**AIM OF THE EXERCISE**: Write each line out exactly, leaving none out.

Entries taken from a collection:
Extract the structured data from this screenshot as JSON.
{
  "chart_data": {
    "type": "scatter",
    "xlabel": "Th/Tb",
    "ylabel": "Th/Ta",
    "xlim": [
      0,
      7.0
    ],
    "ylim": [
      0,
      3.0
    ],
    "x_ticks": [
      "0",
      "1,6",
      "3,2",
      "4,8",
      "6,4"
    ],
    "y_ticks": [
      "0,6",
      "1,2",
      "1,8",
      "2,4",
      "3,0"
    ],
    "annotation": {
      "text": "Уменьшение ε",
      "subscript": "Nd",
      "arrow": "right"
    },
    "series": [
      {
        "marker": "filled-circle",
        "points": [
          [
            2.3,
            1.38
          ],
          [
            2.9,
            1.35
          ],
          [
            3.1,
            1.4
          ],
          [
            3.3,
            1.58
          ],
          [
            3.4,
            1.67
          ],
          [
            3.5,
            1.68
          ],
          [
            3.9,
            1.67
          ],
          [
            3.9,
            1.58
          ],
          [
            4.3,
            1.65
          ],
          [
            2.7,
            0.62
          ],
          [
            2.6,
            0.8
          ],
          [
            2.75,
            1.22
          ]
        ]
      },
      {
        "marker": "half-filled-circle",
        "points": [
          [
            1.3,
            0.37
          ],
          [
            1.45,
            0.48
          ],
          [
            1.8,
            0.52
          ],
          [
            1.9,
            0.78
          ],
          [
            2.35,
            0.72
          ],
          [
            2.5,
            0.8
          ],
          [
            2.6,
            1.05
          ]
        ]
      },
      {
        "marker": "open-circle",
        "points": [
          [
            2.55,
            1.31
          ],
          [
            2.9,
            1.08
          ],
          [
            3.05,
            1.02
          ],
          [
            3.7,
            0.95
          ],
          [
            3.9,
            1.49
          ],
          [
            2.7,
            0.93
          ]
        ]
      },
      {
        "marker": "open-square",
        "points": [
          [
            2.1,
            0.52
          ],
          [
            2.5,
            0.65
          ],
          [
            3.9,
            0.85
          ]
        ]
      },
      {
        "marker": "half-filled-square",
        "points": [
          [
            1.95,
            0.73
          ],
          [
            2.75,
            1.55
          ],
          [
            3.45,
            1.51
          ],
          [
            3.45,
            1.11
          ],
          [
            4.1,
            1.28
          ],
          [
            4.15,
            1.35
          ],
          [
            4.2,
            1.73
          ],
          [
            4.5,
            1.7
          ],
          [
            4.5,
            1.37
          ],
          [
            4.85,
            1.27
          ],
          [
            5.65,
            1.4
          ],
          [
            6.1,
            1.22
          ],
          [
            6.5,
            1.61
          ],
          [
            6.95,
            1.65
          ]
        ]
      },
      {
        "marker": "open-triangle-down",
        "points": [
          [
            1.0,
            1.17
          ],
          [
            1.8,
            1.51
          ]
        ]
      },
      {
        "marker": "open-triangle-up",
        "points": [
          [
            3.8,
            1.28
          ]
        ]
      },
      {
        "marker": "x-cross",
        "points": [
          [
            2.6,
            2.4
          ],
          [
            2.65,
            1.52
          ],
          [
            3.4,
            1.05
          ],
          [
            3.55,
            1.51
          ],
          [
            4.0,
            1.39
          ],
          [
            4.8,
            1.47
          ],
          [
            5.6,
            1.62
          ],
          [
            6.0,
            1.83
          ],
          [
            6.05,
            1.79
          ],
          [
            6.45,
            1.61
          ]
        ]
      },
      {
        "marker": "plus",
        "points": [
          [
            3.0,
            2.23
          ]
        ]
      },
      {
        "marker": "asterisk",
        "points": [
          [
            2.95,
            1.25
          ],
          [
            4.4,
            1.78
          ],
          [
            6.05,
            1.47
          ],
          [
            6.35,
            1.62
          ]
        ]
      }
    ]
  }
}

**TASK RESPONSE**:
Extract the structured data from this screenshot as JSON.
{
  "chart_data": {
    "type": "scatter",
    "xlabel": "Th/Tb",
    "ylabel": "Th/Ta",
    "xlim": [
      0,
      7.0
    ],
    "ylim": [
      0,
      3.0
    ],
    "x_ticks": [
      "0",
      "1,6",
      "3,2",
      "4,8",
      "6,4"
    ],
    "y_ticks": [
      "0,6",
      "1,2",
      "1,8",
      "2,4",
      "3,0"
    ],
    "annotation": {
      "text": "Уменьшение ε",
      "subscript": "Nd",
      "arrow": "right"
    },
    "series": [
      {
        "marker": "filled-circle",
        "points": [
          [
            2.3,
            1.38
          ],
          [
            2.9,
            1.35
          ],
          [
            3.1,
            1.4
          ],
          [
            3.3,
            1.58
          ],
          [
            3.4,
            1.67
          ],
          [
            3.5,
            1.68
          ],
          [
            3.9,
            1.67
          ],
          [
            3.9,
            1.58
          ],
          [
            4.3,
            1.65
          ],
          [
            2.7,
            0.62
          ],
          [
            2.6,
            0.8
          ],
          [
            2.75,
            1.22
          ]
        ]
      },
      {
        "marker": "half-filled-circle",
        "points": [
          [
            1.3,
            0.37
          ],
          [
            1.45,
            0.48
          ],
          [
            1.8,
            0.52
          ],
          [
            1.9,
            0.78
          ],
          [
            2.35,
            0.72
          ],
          [
            2.5,
            0.8
          ],
          [
            2.6,
            1.05
          ]
        ]
      },
      {
        "marker": "open-circle",
        "points": [
          [
            2.55,
            1.31
          ],
          [
            2.9,
            1.08
          ],
          [
            3.05,
            1.02
          ],
          [
            3.7,
            0.95
          ],
          [
            3.9,
            1.49
          ],
          [
            2.7,
            0.93
          ]
        ]
      },
      {
        "marker": "open-square",
        "points": [
          [
            2.1,
            0.52
          ],
          [
            2.5,
            0.65
          ],
          [
            3.9,
            0.85
          ]
        ]
      },
      {
        "marker": "half-filled-square",
        "points": [
          [
            1.95,
            0.73
          ],
          [
            2.75,
            1.55
          ],
          [
            3.45,
            1.51
          ],
          [
            3.45,
            1.11
          ],
          [
            4.1,
            1.28
          ],
          [
            4.15,
            1.35
          ],
          [
            4.2,
            1.73
          ],
          [
            4.5,
            1.7
          ],
          [
            4.5,
            1.37
          ],
          [
            4.85,
            1.27
          ],
          [
            5.65,
            1.4
          ],
          [
            6.1,
            1.22
          ],
          [
            6.5,
            1.61
          ],
          [
            6.95,
            1.65
          ]
        ]
      },
      {
        "marker": "open-triangle-down",
        "points": [
          [
            1.0,
            1.17
          ],
          [
            1.8,
            1.51
          ]
        ]
      },
      {
        "marker": "open-triangle-up",
        "points": [
          [
            3.8,
            1.28
          ]
        ]
      },
      {
        "marker": "x-cross",
        "points": [
          [
            2.6,
            2.4
          ],
          [
            2.65,
            1.52
          ],
          [
            3.4,
            1.05
          ],
          [
            3.55,
            1.51
          ],
          [
            4.0,
            1.39
          ],
          [
            4.8,
            1.47
          ],
          [
            5.6,
            1.62
          ],
          [
            6.0,
            1.83
          ],
          [
            6.05,
            1.79
          ],
          [
            6.45,
            1.61
          ]
        ]
      },
      {
        "marker": "plus",
        "points": [
          [
            3.0,
            2.23
          ]
        ]
      },
      {
        "marker": "asterisk",
        "points": [
          [
            2.95,
            1.25
          ],
          [
            4.4,
            1.78
          ],
          [
            6.05,
            1.47
          ],
          [
            6.35,
            1.62
          ]
        ]
      }
    ]
  }
}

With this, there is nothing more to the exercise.